═════ Stored data ═════

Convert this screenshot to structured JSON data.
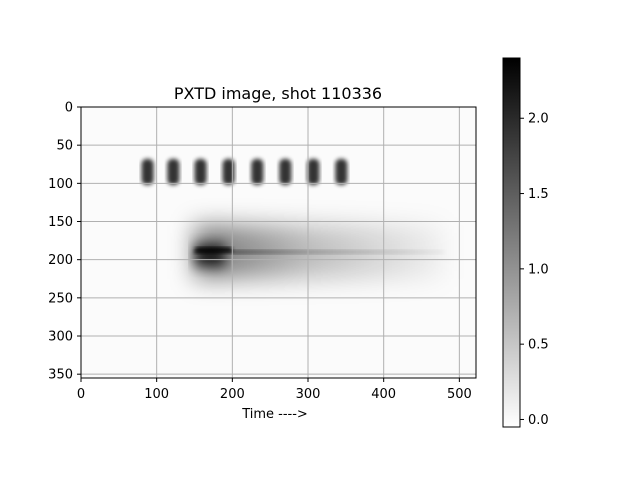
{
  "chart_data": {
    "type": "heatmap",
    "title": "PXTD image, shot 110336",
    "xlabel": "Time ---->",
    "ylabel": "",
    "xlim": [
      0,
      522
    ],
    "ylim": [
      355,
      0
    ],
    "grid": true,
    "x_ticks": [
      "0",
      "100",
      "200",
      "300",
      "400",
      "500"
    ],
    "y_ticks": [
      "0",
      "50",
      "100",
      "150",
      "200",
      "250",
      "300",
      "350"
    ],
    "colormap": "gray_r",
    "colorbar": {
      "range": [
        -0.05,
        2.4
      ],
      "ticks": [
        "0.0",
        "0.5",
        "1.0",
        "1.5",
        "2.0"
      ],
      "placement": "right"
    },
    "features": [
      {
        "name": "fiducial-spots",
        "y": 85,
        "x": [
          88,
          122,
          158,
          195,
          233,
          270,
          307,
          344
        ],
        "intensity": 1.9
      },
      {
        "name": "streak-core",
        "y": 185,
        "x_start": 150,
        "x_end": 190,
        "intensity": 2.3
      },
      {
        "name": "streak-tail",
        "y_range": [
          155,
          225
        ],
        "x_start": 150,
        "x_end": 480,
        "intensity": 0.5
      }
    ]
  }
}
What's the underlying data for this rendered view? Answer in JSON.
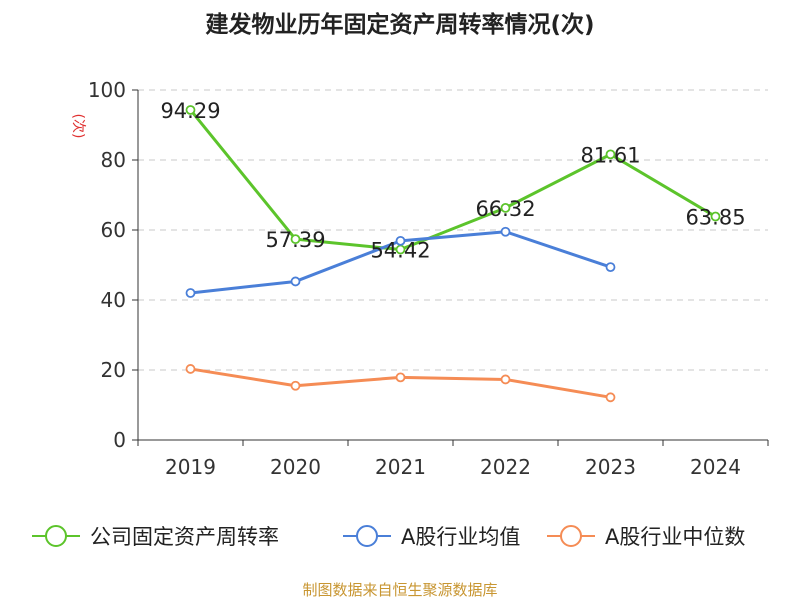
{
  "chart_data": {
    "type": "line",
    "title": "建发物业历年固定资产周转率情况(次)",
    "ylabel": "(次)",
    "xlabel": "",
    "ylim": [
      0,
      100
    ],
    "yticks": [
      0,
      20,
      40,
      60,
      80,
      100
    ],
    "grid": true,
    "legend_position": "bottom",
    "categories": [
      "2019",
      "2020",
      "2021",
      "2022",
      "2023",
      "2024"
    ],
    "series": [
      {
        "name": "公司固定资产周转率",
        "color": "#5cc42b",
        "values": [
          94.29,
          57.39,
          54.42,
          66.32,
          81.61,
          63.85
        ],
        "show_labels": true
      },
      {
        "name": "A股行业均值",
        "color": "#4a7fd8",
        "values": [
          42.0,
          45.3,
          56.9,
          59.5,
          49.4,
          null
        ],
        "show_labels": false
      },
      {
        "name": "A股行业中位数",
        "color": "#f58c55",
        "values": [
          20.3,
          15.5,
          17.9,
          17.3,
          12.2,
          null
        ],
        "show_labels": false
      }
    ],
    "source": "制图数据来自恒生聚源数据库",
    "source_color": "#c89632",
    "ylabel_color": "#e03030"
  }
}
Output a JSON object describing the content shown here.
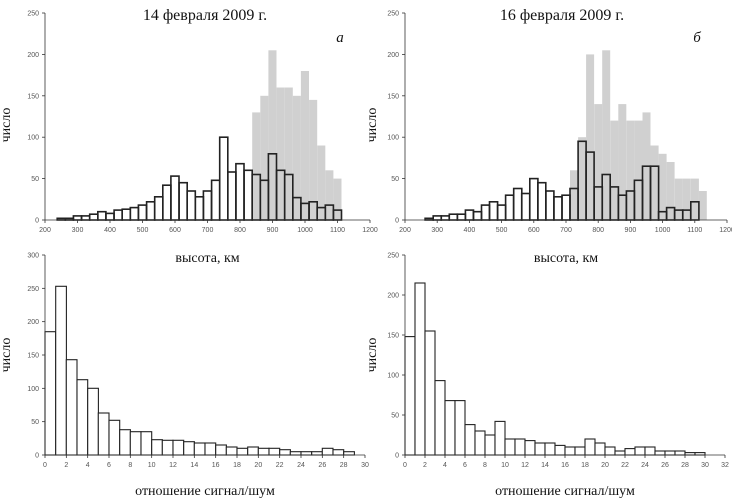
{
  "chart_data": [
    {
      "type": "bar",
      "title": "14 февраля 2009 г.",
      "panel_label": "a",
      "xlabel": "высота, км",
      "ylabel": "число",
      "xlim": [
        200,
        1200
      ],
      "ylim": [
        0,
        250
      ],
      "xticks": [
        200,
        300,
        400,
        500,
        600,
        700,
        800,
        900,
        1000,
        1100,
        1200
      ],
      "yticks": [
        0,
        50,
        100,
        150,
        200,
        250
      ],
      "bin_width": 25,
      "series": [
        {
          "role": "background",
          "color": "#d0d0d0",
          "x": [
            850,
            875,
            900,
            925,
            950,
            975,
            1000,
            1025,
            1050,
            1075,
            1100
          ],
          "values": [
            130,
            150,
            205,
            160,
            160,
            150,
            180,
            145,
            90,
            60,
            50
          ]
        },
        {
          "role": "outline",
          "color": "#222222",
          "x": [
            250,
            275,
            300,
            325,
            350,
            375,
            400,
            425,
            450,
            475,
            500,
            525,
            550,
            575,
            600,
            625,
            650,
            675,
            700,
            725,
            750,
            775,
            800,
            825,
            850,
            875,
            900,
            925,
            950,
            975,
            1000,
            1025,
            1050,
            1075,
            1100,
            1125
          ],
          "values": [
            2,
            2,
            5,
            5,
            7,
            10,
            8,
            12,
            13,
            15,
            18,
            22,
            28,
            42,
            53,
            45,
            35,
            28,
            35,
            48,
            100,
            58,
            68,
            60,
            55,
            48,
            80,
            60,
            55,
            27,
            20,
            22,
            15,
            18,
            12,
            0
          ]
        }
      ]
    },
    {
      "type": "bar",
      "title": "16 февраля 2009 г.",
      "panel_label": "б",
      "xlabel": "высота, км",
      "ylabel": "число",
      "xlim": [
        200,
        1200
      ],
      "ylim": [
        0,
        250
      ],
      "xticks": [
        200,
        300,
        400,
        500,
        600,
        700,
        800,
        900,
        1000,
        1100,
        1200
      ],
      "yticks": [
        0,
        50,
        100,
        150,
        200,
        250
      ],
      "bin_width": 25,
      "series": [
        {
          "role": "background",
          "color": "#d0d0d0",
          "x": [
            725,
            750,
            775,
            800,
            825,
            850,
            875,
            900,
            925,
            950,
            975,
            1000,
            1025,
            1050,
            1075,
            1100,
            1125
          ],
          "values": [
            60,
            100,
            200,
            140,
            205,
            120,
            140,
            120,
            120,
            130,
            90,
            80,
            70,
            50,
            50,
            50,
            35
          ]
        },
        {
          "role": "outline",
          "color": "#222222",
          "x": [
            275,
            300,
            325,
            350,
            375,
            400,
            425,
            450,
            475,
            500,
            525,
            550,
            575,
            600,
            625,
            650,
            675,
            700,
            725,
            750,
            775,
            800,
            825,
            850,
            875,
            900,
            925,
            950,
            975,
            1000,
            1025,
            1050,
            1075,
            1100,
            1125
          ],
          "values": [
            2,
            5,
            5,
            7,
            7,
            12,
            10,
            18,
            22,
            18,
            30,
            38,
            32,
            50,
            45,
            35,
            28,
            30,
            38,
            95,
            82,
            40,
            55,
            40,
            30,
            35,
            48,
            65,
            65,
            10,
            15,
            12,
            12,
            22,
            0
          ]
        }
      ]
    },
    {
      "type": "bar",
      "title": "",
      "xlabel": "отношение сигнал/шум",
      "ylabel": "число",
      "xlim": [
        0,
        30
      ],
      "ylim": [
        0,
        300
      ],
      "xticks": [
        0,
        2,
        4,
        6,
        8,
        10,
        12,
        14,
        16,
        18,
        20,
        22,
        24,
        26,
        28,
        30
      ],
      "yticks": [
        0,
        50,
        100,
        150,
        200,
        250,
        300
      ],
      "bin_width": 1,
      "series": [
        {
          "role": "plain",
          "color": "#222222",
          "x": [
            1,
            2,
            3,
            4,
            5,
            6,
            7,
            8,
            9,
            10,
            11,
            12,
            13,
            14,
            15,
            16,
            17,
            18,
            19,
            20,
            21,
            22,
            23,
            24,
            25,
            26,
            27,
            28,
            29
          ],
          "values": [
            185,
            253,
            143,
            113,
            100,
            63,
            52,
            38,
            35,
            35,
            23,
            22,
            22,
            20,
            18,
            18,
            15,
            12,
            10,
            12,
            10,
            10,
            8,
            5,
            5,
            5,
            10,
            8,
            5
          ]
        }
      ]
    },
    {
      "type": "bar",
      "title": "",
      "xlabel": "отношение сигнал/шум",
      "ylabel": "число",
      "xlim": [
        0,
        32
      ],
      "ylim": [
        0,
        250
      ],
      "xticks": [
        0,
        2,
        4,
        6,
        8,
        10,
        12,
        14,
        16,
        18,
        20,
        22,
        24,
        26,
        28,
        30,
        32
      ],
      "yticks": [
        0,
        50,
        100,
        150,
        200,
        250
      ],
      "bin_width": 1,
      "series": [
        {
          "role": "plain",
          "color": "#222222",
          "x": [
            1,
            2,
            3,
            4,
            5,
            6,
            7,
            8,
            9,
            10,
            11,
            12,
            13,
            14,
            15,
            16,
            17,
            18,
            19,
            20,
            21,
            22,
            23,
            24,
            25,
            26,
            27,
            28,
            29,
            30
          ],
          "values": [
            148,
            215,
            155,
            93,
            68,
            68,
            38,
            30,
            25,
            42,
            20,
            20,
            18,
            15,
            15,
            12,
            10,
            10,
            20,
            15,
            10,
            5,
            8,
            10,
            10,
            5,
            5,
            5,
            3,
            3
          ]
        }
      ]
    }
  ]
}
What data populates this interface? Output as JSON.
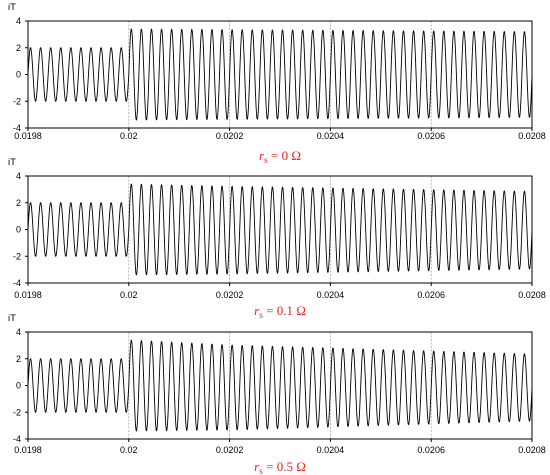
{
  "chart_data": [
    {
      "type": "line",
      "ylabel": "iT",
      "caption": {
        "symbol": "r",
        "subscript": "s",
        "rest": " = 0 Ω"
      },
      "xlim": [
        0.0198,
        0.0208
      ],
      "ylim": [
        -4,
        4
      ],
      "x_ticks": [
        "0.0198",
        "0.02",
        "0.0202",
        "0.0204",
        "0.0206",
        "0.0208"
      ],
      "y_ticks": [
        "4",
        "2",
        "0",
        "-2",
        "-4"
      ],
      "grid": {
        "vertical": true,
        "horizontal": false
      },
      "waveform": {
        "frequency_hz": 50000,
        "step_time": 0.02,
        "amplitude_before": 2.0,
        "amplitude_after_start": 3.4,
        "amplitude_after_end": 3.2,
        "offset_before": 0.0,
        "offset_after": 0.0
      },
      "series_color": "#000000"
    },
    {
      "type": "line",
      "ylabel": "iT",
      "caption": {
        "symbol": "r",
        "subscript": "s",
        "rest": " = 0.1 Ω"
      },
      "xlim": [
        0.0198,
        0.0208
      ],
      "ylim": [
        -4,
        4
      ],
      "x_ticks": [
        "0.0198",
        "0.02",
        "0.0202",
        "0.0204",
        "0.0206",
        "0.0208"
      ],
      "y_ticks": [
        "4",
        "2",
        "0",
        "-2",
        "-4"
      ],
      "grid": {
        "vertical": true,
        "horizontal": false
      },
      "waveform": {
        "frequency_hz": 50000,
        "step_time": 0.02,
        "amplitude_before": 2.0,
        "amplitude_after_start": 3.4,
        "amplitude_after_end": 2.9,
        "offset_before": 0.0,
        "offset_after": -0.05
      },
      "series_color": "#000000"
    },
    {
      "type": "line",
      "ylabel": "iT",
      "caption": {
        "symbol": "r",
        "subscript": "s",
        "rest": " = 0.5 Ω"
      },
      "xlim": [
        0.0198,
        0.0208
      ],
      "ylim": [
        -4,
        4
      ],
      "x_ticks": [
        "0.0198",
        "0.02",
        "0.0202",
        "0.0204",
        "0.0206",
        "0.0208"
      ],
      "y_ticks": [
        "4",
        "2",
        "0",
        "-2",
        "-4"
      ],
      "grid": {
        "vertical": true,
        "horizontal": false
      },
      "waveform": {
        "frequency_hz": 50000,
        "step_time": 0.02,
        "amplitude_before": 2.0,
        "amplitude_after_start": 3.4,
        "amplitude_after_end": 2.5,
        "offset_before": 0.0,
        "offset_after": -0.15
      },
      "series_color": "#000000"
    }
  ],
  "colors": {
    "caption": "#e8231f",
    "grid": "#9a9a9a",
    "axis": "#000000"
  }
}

═════

# Description of the task
Extract every line containing the string "JSON" from the data above.

# Exercise response
Convert this screenshot to structured JSON data.
What's the underlying data for this rendered view? Answer in JSON.
Output a JSON object describing the content shown here.
What data populates this interface? Output as JSON.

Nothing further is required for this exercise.